(EXERCISE DETAILS)
Images must not appear in your copy; reproduce every other part of the records exactly.

(RECORDS SUPPLIED)
++++++++

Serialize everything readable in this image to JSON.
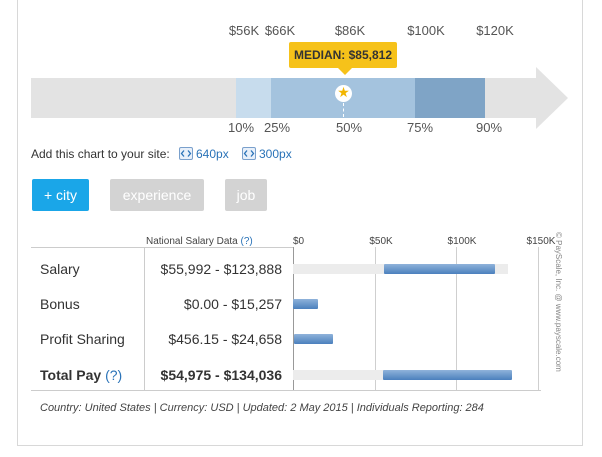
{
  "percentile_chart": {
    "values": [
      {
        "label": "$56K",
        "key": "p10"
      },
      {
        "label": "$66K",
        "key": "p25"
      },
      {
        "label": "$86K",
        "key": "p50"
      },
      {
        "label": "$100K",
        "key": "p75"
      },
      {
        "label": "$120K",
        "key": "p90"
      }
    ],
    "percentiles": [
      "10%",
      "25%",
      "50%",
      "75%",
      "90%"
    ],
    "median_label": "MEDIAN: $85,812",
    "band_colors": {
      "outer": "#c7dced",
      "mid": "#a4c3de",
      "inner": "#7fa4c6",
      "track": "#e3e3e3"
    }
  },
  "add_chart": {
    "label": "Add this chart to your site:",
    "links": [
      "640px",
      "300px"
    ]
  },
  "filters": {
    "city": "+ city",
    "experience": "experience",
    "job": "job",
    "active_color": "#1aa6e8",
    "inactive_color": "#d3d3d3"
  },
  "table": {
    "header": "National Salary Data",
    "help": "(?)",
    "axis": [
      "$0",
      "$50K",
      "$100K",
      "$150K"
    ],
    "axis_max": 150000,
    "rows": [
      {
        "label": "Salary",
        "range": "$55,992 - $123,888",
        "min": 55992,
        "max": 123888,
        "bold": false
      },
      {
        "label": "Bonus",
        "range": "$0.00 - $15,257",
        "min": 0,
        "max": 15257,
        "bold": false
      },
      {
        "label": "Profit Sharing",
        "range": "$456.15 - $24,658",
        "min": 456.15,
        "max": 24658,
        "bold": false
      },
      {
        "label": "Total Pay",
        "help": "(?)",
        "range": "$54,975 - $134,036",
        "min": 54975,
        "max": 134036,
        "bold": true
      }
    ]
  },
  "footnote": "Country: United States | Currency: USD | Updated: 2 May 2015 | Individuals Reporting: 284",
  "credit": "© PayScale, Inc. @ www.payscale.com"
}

++++++++

(FINAL ANSWER)
Serialize everything readable in this image to JSON.
{
  "percentile_chart": {
    "values": [
      {
        "label": "$56K",
        "key": "p10"
      },
      {
        "label": "$66K",
        "key": "p25"
      },
      {
        "label": "$86K",
        "key": "p50"
      },
      {
        "label": "$100K",
        "key": "p75"
      },
      {
        "label": "$120K",
        "key": "p90"
      }
    ],
    "percentiles": [
      "10%",
      "25%",
      "50%",
      "75%",
      "90%"
    ],
    "median_label": "MEDIAN: $85,812",
    "band_colors": {
      "outer": "#c7dced",
      "mid": "#a4c3de",
      "inner": "#7fa4c6",
      "track": "#e3e3e3"
    }
  },
  "add_chart": {
    "label": "Add this chart to your site:",
    "links": [
      "640px",
      "300px"
    ]
  },
  "filters": {
    "city": "+ city",
    "experience": "experience",
    "job": "job",
    "active_color": "#1aa6e8",
    "inactive_color": "#d3d3d3"
  },
  "table": {
    "header": "National Salary Data",
    "help": "(?)",
    "axis": [
      "$0",
      "$50K",
      "$100K",
      "$150K"
    ],
    "axis_max": 150000,
    "rows": [
      {
        "label": "Salary",
        "range": "$55,992 - $123,888",
        "min": 55992,
        "max": 123888,
        "bold": false
      },
      {
        "label": "Bonus",
        "range": "$0.00 - $15,257",
        "min": 0,
        "max": 15257,
        "bold": false
      },
      {
        "label": "Profit Sharing",
        "range": "$456.15 - $24,658",
        "min": 456.15,
        "max": 24658,
        "bold": false
      },
      {
        "label": "Total Pay",
        "help": "(?)",
        "range": "$54,975 - $134,036",
        "min": 54975,
        "max": 134036,
        "bold": true
      }
    ]
  },
  "footnote": "Country: United States | Currency: USD | Updated: 2 May 2015 | Individuals Reporting: 284",
  "credit": "© PayScale, Inc. @ www.payscale.com"
}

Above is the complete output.